Recorded data:
|---|

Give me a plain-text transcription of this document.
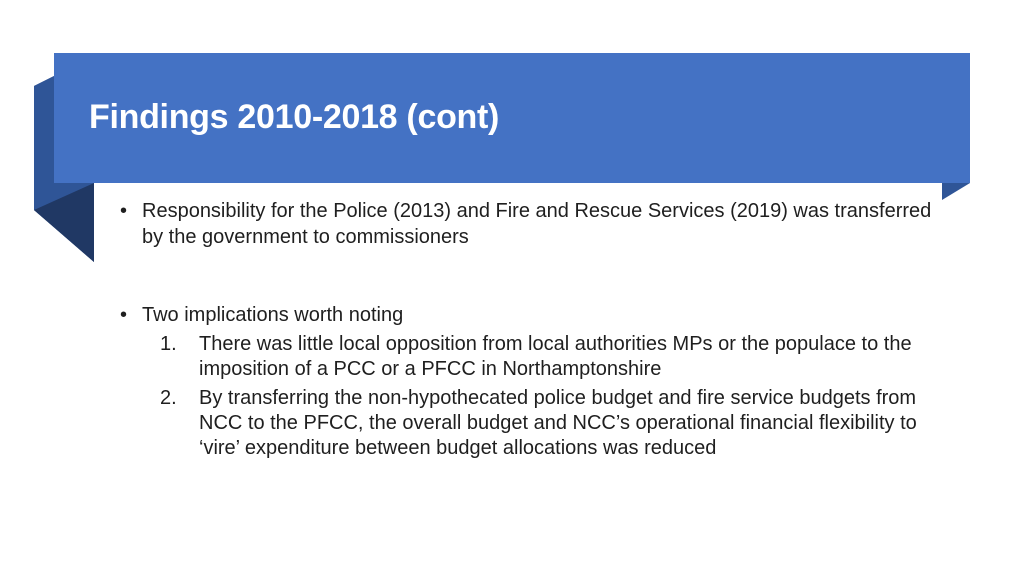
Findings 2010-2018 (cont)

• Responsibility for the Police (2013) and Fire and Rescue Services (2019) was transferred by the government to commissioners

• Two implications worth noting
1. There was little local opposition from local authorities MPs or the populace to the imposition of a PCC or a PFCC in Northamptonshire
2. By transferring the non-hypothecated police budget and fire service budgets from NCC to the PFCC, the overall budget and NCC’s operational financial flexibility to ‘vire’ expenditure between budget allocations was reduced
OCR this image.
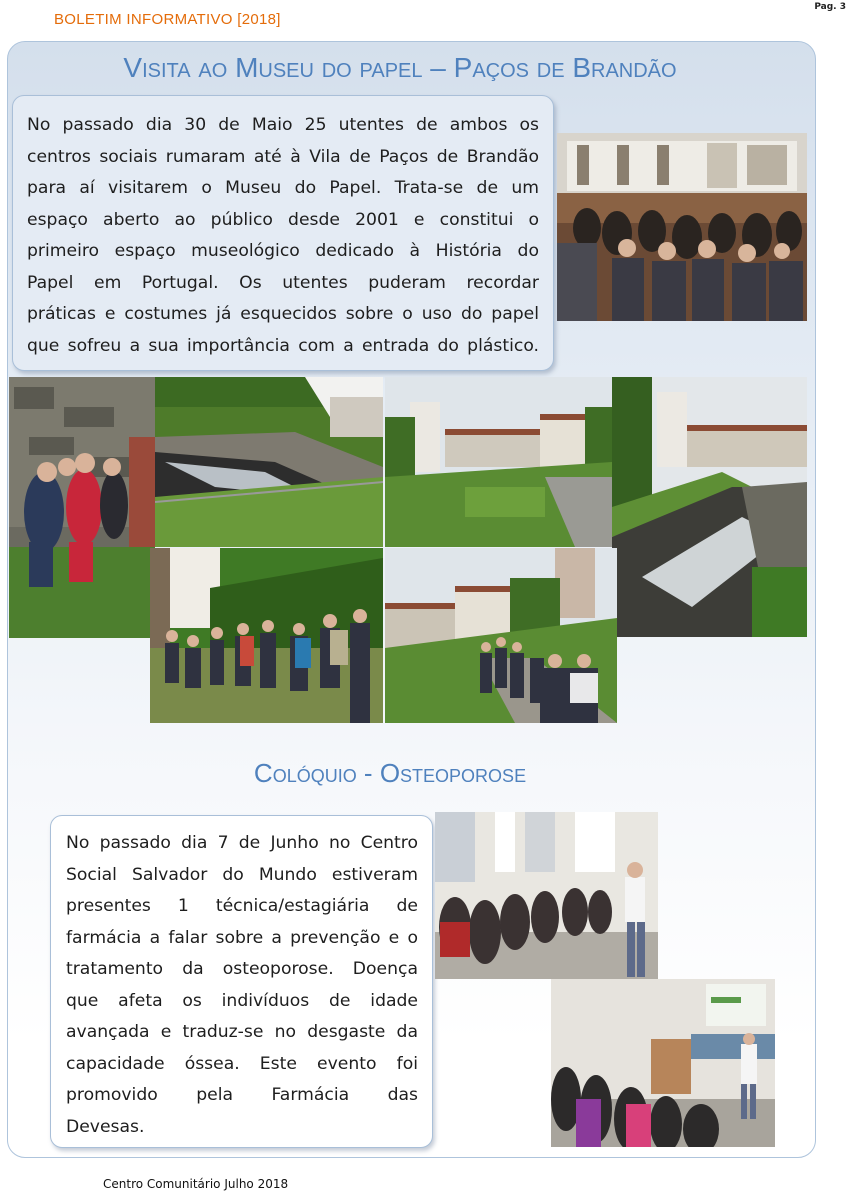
BOLETIM INFORMATIVO [2018]
Pag. 3
Visita ao Museu do papel – Paços de Brandão

No passado dia 30 de Maio 25 utentes de ambos os

centros sociais rumaram até à Vila de Paços de Brandão

para aí visitarem o Museu do Papel. Trata-se de um

espaço aberto ao público desde 2001 e constitui o

primeiro espaço museológico dedicado à História do

Papel em Portugal. Os utentes puderam recordar

práticas e costumes já esquecidos sobre o uso do papel

que sofreu a sua importância com a entrada do plástico.

Colóquio - Osteoporose

No passado dia 7 de Junho no Centro

Social Salvador do Mundo estiveram

presentes 1 técnica/estagiária de

farmácia a falar sobre a prevenção e o

tratamento da osteoporose. Doença

que afeta os indivíduos de idade

avançada e traduz-se no desgaste da

capacidade óssea. Este evento foi

promovido pela Farmácia das

Devesas.

Centro Comunitário Julho 2018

|---|

# Stated exercise
Skip the pictures; extract only the lines from the line with "OCR this image." through the final line of the material, exactly as they appear.

# Written response
OCR this image.
BOLETIM INFORMATIVO [2018]
Pag. 3
Visita ao Museu do papel – Paços de Brandão

No passado dia 30 de Maio 25 utentes de ambos os

centros sociais rumaram até à Vila de Paços de Brandão

para aí visitarem o Museu do Papel. Trata-se de um

espaço aberto ao público desde 2001 e constitui o

primeiro espaço museológico dedicado à História do

Papel em Portugal. Os utentes puderam recordar

práticas e costumes já esquecidos sobre o uso do papel

que sofreu a sua importância com a entrada do plástico.

Colóquio - Osteoporose

No passado dia 7 de Junho no Centro

Social Salvador do Mundo estiveram

presentes 1 técnica/estagiária de

farmácia a falar sobre a prevenção e o

tratamento da osteoporose. Doença

que afeta os indivíduos de idade

avançada e traduz-se no desgaste da

capacidade óssea. Este evento foi

promovido pela Farmácia das

Devesas.

Centro Comunitário Julho 2018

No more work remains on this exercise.